Teks yang Disediakan>
————

Bahasa adalah mahkota pondok, demikian kata-kata yang sering disampaikan penggerak bahasa di Gontor. Dalam istilah lain, language is our crown atau al-lughatu taaju-l-ma’hadi. Ibarat mahkota, bahasa menjadi simbol kehormatan dan kebanggaan Pondok Modern Darussalam Gontor. Maklum, Gontor memang dikenal sebagai pondok yang mengembangkan bahasa Arab dan bahasa Inggris secara konsisten. Sehingga, Gontor sering mendapat julukan laboratorium hidup untuk kedua bahasa asing tersebut.

————

Data>
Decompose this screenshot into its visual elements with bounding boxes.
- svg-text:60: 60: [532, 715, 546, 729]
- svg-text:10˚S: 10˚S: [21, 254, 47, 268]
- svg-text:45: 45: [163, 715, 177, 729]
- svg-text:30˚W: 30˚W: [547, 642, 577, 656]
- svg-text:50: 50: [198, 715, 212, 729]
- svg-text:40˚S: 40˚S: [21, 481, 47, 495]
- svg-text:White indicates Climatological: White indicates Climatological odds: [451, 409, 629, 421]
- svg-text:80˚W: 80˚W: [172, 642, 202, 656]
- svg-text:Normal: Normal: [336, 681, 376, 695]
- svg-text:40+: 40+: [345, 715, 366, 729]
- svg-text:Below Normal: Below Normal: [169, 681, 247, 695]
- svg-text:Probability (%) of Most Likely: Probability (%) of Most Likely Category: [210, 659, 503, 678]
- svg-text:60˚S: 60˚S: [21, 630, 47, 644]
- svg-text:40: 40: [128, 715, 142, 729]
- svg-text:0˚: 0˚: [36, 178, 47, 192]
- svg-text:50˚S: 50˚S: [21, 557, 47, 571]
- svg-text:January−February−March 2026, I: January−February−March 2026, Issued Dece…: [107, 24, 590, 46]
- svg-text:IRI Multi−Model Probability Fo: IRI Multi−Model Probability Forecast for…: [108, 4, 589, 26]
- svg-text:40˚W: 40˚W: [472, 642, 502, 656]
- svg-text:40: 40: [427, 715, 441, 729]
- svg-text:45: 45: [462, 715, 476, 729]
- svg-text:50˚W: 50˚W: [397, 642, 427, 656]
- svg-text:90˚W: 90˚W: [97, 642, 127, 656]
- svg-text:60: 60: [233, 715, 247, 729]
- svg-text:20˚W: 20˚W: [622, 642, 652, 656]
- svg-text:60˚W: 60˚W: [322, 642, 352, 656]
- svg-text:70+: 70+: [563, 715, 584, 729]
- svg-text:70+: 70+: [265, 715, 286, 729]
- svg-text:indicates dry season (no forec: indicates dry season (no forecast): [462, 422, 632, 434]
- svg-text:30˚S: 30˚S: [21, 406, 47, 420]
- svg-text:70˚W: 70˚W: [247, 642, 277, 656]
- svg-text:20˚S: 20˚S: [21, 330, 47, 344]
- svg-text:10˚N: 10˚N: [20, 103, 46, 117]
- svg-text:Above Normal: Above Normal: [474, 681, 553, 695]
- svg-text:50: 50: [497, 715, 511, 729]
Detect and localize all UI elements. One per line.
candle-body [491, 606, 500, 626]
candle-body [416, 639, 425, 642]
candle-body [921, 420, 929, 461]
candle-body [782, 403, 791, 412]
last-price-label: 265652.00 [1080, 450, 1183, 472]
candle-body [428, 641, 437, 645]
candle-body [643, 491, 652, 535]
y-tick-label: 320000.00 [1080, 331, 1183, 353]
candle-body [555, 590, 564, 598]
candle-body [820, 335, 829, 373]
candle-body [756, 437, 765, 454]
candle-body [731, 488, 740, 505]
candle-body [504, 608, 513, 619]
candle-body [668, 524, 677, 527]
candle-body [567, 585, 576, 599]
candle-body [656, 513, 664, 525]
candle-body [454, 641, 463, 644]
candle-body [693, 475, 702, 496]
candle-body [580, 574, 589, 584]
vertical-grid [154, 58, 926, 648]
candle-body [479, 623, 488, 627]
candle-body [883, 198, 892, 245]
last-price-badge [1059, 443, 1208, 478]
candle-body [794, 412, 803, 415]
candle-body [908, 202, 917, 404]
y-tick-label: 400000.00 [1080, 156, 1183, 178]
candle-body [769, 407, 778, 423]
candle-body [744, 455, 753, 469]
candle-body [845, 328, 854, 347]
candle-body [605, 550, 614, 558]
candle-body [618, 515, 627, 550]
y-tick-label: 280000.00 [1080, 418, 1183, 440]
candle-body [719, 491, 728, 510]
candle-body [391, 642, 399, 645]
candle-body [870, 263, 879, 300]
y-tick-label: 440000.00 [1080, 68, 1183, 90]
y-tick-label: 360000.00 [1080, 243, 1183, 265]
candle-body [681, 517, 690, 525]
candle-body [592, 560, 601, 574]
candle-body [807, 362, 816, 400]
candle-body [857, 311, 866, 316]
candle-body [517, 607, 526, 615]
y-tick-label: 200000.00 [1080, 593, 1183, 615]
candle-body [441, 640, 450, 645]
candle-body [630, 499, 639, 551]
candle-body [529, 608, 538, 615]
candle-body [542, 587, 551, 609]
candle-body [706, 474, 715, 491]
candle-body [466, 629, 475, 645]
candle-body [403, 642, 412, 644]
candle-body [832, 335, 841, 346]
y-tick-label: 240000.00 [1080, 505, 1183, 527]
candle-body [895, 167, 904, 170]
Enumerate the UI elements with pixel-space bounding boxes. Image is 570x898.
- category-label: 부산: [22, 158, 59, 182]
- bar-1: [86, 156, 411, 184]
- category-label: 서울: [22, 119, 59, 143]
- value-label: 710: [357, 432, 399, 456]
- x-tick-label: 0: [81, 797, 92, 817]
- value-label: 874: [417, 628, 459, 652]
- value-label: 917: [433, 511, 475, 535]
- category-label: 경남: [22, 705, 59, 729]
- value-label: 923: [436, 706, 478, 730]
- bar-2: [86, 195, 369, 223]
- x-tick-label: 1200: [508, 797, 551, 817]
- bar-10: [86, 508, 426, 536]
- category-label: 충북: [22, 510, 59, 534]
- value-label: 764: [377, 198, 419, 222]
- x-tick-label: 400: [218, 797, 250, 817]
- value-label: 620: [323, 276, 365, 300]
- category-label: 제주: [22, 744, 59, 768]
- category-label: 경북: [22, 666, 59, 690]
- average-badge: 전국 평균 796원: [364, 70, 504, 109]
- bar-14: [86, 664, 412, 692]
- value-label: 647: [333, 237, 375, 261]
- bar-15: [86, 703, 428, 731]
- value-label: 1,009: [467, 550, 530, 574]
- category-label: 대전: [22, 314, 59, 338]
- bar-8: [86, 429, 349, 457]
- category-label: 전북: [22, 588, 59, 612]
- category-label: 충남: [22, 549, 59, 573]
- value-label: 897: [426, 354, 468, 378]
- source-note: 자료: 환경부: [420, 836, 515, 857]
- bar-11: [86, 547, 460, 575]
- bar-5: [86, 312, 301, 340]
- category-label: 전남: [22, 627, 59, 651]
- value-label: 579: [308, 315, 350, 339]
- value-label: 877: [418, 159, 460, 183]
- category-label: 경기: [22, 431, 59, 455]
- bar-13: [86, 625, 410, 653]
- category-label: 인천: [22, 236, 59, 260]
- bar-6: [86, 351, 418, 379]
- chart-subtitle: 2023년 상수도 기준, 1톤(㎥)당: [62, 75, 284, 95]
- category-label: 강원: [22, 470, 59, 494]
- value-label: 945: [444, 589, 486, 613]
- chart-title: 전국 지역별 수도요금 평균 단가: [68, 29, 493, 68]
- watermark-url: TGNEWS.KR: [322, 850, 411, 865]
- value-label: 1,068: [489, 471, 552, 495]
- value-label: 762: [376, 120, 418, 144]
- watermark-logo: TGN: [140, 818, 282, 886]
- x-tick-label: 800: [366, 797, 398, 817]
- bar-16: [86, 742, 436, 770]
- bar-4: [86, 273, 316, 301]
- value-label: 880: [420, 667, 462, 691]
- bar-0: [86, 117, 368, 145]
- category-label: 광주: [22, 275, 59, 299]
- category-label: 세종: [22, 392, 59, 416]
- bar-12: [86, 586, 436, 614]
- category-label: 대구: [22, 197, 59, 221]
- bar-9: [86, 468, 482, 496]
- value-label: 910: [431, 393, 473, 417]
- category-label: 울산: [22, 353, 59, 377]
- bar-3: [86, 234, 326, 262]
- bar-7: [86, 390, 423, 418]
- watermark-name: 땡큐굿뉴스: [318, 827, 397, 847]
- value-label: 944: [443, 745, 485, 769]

————

Tugas yang Dikerjakan>
1: Menurut teks tentang bahasa di Pondok Modern Darussalam Gontor, julukan apa yang sering diberikan kepada Gontor?
2: Lanjutkan teks tentang bahasa sebagai mahkota Pondok Modern Darussalam Gontor, dimulai setelah kalimat terakhirnya.

Jawaban Tiap Tugas>
1: Laboratorium hidup untuk bahasa Arab dan bahasa Inggris.

2:
Penerapan bahasa Arab dan Inggris di pondok ini tidak terlepas dari sejarah lahirnya Gontor. Saat itu Trimurti bercita-cita mencetak generasi yang tidak hanya pandai di bidang agama, tapi juga pandai di bidang keilmuan lainnya. Mereka bertiga menyadari kelemahan umat Islam pada waktu itu. Saat Indonesia diundang menghadiri Muktamar Islam Sedunia yang akan diselenggarakan di Makkah pada tahun 1926, tidak ada satu pun tokoh Islam negeri ini yang menguasai dua bahasa asing sekaligus dengan sama baiknya. Padahal, syarat keikutsertaan dalam agenda besar tersebut minimal pandai berbahasa Arab dan Inggris. Akhirnya, terpilihlah K.H. Mas Mansur yang pandai berbahasa Arab bersama H.O.S. Cokroaminoto yang menguasai bahasa Inggris untuk mewakili umat Islam Indonesia.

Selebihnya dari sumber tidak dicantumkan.